[Written exercise] What follows are records. Restate all of them word for word.

[Recorded data]
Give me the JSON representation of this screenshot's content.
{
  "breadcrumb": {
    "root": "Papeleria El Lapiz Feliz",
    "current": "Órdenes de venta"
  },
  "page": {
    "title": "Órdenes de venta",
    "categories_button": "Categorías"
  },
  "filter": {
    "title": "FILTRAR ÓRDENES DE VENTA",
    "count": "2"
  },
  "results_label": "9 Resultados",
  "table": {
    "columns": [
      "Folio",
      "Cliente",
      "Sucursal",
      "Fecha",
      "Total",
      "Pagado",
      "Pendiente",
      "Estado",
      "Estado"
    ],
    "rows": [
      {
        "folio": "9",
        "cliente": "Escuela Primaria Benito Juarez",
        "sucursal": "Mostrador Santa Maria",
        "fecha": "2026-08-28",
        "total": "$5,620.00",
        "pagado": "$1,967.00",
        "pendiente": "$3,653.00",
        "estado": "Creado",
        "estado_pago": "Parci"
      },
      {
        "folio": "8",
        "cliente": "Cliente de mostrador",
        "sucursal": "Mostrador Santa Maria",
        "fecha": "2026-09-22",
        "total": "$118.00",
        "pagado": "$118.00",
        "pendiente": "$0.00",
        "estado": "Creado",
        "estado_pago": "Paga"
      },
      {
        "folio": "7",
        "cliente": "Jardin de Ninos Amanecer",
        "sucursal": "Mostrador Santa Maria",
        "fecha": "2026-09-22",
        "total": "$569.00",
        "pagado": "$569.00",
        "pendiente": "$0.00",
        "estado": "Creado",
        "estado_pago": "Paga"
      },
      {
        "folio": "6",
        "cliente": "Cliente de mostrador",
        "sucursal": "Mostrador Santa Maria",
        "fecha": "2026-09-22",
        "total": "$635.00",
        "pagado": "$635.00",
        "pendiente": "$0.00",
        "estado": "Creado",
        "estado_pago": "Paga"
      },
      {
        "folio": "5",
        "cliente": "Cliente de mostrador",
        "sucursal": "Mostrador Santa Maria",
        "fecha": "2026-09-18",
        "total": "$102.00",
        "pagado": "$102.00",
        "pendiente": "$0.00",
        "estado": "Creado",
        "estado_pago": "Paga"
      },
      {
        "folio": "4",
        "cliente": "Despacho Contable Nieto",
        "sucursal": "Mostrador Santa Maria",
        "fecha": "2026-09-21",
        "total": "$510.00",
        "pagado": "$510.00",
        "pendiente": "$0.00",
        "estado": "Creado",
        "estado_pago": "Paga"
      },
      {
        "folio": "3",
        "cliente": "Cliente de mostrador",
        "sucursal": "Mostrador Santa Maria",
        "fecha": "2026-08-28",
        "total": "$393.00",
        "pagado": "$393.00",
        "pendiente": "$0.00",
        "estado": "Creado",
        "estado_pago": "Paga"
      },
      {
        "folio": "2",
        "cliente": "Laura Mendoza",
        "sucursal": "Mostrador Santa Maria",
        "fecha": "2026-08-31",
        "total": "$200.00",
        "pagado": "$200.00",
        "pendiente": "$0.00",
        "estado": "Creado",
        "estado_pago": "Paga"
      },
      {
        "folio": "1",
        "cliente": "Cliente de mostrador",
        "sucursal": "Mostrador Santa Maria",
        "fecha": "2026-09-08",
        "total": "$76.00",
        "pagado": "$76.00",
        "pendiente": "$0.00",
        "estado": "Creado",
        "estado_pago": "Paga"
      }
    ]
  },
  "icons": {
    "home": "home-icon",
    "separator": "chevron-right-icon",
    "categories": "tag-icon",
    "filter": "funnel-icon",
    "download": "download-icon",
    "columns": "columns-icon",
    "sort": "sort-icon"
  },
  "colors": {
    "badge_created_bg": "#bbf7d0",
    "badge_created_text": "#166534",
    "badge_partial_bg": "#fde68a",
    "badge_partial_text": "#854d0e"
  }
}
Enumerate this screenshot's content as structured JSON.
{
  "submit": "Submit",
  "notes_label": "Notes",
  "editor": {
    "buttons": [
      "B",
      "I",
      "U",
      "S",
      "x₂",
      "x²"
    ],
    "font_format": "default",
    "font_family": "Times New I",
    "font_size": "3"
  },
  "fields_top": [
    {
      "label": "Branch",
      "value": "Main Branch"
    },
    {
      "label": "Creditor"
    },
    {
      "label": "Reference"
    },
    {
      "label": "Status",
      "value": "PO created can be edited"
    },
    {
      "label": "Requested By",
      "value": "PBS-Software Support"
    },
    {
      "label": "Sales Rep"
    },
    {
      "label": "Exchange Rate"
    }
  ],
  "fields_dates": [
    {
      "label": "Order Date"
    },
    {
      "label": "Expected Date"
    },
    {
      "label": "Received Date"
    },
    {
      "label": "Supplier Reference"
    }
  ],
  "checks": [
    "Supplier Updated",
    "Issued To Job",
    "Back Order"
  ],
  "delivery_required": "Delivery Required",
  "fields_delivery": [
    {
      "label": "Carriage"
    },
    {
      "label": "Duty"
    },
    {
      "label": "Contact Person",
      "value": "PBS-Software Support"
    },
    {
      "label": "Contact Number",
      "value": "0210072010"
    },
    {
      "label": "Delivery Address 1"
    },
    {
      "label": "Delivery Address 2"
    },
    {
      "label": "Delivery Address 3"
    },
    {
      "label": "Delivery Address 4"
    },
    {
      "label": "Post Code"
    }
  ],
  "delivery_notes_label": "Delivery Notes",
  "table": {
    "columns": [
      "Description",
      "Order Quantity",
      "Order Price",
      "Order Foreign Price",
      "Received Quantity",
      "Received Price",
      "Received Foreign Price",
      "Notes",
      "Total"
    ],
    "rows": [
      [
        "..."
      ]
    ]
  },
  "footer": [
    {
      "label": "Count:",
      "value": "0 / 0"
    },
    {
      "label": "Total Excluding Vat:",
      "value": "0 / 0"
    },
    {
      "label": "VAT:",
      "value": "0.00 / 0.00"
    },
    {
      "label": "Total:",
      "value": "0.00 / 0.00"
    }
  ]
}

[Response below]
Give me the JSON representation of this screenshot's content.
{
  "breadcrumb": {
    "root": "Papeleria El Lapiz Feliz",
    "current": "Órdenes de venta"
  },
  "page": {
    "title": "Órdenes de venta",
    "categories_button": "Categorías"
  },
  "filter": {
    "title": "FILTRAR ÓRDENES DE VENTA",
    "count": "2"
  },
  "results_label": "9 Resultados",
  "table": {
    "columns": [
      "Folio",
      "Cliente",
      "Sucursal",
      "Fecha",
      "Total",
      "Pagado",
      "Pendiente",
      "Estado",
      "Estado"
    ],
    "rows": [
      {
        "folio": "9",
        "cliente": "Escuela Primaria Benito Juarez",
        "sucursal": "Mostrador Santa Maria",
        "fecha": "2026-08-28",
        "total": "$5,620.00",
        "pagado": "$1,967.00",
        "pendiente": "$3,653.00",
        "estado": "Creado",
        "estado_pago": "Parci"
      },
      {
        "folio": "8",
        "cliente": "Cliente de mostrador",
        "sucursal": "Mostrador Santa Maria",
        "fecha": "2026-09-22",
        "total": "$118.00",
        "pagado": "$118.00",
        "pendiente": "$0.00",
        "estado": "Creado",
        "estado_pago": "Paga"
      },
      {
        "folio": "7",
        "cliente": "Jardin de Ninos Amanecer",
        "sucursal": "Mostrador Santa Maria",
        "fecha": "2026-09-22",
        "total": "$569.00",
        "pagado": "$569.00",
        "pendiente": "$0.00",
        "estado": "Creado",
        "estado_pago": "Paga"
      },
      {
        "folio": "6",
        "cliente": "Cliente de mostrador",
        "sucursal": "Mostrador Santa Maria",
        "fecha": "2026-09-22",
        "total": "$635.00",
        "pagado": "$635.00",
        "pendiente": "$0.00",
        "estado": "Creado",
        "estado_pago": "Paga"
      },
      {
        "folio": "5",
        "cliente": "Cliente de mostrador",
        "sucursal": "Mostrador Santa Maria",
        "fecha": "2026-09-18",
        "total": "$102.00",
        "pagado": "$102.00",
        "pendiente": "$0.00",
        "estado": "Creado",
        "estado_pago": "Paga"
      },
      {
        "folio": "4",
        "cliente": "Despacho Contable Nieto",
        "sucursal": "Mostrador Santa Maria",
        "fecha": "2026-09-21",
        "total": "$510.00",
        "pagado": "$510.00",
        "pendiente": "$0.00",
        "estado": "Creado",
        "estado_pago": "Paga"
      },
      {
        "folio": "3",
        "cliente": "Cliente de mostrador",
        "sucursal": "Mostrador Santa Maria",
        "fecha": "2026-08-28",
        "total": "$393.00",
        "pagado": "$393.00",
        "pendiente": "$0.00",
        "estado": "Creado",
        "estado_pago": "Paga"
      },
      {
        "folio": "2",
        "cliente": "Laura Mendoza",
        "sucursal": "Mostrador Santa Maria",
        "fecha": "2026-08-31",
        "total": "$200.00",
        "pagado": "$200.00",
        "pendiente": "$0.00",
        "estado": "Creado",
        "estado_pago": "Paga"
      },
      {
        "folio": "1",
        "cliente": "Cliente de mostrador",
        "sucursal": "Mostrador Santa Maria",
        "fecha": "2026-09-08",
        "total": "$76.00",
        "pagado": "$76.00",
        "pendiente": "$0.00",
        "estado": "Creado",
        "estado_pago": "Paga"
      }
    ]
  },
  "icons": {
    "home": "home-icon",
    "separator": "chevron-right-icon",
    "categories": "tag-icon",
    "filter": "funnel-icon",
    "download": "download-icon",
    "columns": "columns-icon",
    "sort": "sort-icon"
  },
  "colors": {
    "badge_created_bg": "#bbf7d0",
    "badge_created_text": "#166534",
    "badge_partial_bg": "#fde68a",
    "badge_partial_text": "#854d0e"
  }
}
Enumerate this screenshot's content as structured JSON.
{
  "submit": "Submit",
  "notes_label": "Notes",
  "editor": {
    "buttons": [
      "B",
      "I",
      "U",
      "S",
      "x₂",
      "x²"
    ],
    "font_format": "default",
    "font_family": "Times New I",
    "font_size": "3"
  },
  "fields_top": [
    {
      "label": "Branch",
      "value": "Main Branch"
    },
    {
      "label": "Creditor"
    },
    {
      "label": "Reference"
    },
    {
      "label": "Status",
      "value": "PO created can be edited"
    },
    {
      "label": "Requested By",
      "value": "PBS-Software Support"
    },
    {
      "label": "Sales Rep"
    },
    {
      "label": "Exchange Rate"
    }
  ],
  "fields_dates": [
    {
      "label": "Order Date"
    },
    {
      "label": "Expected Date"
    },
    {
      "label": "Received Date"
    },
    {
      "label": "Supplier Reference"
    }
  ],
  "checks": [
    "Supplier Updated",
    "Issued To Job",
    "Back Order"
  ],
  "delivery_required": "Delivery Required",
  "fields_delivery": [
    {
      "label": "Carriage"
    },
    {
      "label": "Duty"
    },
    {
      "label": "Contact Person",
      "value": "PBS-Software Support"
    },
    {
      "label": "Contact Number",
      "value": "0210072010"
    },
    {
      "label": "Delivery Address 1"
    },
    {
      "label": "Delivery Address 2"
    },
    {
      "label": "Delivery Address 3"
    },
    {
      "label": "Delivery Address 4"
    },
    {
      "label": "Post Code"
    }
  ],
  "delivery_notes_label": "Delivery Notes",
  "table": {
    "columns": [
      "Description",
      "Order Quantity",
      "Order Price",
      "Order Foreign Price",
      "Received Quantity",
      "Received Price",
      "Received Foreign Price",
      "Notes",
      "Total"
    ],
    "rows": [
      [
        "..."
      ]
    ]
  },
  "footer": [
    {
      "label": "Count:",
      "value": "0 / 0"
    },
    {
      "label": "Total Excluding Vat:",
      "value": "0 / 0"
    },
    {
      "label": "VAT:",
      "value": "0.00 / 0.00"
    },
    {
      "label": "Total:",
      "value": "0.00 / 0.00"
    }
  ]
}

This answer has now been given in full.